Your answer should be a single number: the count of lines holding the word "નવઉદ".

┄┄┄┄┄┄┄┄┄┄

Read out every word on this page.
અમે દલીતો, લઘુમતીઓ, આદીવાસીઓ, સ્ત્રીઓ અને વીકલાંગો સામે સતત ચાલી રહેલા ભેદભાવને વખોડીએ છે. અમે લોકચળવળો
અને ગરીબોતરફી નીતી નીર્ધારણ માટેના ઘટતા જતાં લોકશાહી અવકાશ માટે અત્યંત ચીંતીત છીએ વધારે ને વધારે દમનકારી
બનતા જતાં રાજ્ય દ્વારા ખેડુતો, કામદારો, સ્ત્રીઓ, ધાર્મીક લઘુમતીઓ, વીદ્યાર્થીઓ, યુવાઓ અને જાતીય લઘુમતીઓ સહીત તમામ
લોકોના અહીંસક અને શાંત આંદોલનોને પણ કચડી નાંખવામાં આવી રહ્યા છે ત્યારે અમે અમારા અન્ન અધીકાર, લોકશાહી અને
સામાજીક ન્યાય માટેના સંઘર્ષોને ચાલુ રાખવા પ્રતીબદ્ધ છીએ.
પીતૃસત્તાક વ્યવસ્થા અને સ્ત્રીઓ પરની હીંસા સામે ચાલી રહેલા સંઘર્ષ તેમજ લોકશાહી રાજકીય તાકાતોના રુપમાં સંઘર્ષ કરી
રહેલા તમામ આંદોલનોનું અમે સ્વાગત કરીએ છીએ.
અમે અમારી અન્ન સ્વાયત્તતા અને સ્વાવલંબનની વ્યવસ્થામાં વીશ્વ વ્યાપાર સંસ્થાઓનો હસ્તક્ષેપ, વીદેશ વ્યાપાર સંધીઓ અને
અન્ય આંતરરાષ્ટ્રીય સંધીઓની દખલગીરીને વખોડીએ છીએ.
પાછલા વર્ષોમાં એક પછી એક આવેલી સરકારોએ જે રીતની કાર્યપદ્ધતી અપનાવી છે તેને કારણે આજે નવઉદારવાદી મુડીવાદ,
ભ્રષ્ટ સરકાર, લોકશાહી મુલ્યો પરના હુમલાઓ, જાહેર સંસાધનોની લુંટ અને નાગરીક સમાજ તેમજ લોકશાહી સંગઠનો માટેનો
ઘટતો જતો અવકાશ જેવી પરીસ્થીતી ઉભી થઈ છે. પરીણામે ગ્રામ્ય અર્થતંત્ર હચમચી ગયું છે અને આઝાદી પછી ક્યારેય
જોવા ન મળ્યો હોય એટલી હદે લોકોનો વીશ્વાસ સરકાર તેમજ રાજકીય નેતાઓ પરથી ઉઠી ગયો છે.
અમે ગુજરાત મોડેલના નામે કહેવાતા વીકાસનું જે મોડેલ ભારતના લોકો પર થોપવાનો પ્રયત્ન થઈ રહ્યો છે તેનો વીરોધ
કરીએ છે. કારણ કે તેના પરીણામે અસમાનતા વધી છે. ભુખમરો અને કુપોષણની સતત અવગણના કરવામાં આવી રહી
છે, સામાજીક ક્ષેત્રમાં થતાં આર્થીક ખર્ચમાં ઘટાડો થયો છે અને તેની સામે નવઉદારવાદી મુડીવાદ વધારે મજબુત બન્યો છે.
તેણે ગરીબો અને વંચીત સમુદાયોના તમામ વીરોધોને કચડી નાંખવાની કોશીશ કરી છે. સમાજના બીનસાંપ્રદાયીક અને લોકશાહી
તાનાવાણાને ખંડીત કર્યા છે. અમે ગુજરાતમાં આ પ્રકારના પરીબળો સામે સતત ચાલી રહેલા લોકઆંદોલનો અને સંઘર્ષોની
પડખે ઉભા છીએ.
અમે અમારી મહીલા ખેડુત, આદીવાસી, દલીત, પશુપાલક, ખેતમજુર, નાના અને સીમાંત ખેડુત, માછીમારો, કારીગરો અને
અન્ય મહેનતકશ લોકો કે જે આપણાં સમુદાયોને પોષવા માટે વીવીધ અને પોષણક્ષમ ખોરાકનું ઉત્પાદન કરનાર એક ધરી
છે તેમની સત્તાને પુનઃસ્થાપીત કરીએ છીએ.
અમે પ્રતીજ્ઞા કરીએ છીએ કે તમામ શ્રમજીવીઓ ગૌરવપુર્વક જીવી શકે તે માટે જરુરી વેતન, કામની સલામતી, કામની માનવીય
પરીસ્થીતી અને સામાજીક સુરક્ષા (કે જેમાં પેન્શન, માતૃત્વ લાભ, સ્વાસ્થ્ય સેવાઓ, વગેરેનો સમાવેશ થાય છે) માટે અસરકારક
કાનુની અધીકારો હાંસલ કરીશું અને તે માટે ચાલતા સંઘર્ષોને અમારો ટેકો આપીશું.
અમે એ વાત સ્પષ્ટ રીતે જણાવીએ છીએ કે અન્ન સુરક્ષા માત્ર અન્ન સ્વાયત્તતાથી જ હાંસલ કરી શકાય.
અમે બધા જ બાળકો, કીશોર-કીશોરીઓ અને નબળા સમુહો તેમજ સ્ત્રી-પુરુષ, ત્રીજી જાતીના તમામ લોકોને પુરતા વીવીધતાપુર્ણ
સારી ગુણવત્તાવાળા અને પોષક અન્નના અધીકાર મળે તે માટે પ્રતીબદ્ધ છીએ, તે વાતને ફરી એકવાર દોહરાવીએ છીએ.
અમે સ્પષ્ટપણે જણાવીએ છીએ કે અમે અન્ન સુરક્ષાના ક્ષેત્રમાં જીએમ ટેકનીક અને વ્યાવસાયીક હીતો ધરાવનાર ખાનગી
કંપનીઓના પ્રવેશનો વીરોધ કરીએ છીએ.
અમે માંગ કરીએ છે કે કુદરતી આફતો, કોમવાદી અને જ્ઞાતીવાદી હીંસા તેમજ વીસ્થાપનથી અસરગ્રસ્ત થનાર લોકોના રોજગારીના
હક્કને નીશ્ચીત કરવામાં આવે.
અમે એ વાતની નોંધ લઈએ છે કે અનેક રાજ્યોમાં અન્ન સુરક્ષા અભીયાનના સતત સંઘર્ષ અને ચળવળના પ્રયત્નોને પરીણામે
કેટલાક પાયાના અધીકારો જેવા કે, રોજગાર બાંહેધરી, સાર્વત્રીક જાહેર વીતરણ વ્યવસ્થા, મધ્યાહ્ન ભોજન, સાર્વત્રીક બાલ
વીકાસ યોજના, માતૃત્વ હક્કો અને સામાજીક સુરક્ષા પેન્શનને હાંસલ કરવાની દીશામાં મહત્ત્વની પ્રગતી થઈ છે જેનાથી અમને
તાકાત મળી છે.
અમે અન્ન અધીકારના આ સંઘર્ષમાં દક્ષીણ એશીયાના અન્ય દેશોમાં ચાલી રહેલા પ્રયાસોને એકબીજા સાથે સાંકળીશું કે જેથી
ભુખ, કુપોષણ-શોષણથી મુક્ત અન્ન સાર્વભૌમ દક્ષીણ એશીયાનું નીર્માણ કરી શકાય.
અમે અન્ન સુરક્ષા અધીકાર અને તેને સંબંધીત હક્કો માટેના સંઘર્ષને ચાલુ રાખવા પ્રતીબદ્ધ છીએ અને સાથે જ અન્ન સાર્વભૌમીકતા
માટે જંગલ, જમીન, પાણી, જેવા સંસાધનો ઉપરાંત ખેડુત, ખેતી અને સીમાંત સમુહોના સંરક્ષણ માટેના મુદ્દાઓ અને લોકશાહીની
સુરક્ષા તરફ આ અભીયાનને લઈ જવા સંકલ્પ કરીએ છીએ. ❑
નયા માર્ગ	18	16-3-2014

┄┄┄┄┄┄┄┄┄┄

* [COMPLETED TASK]:
2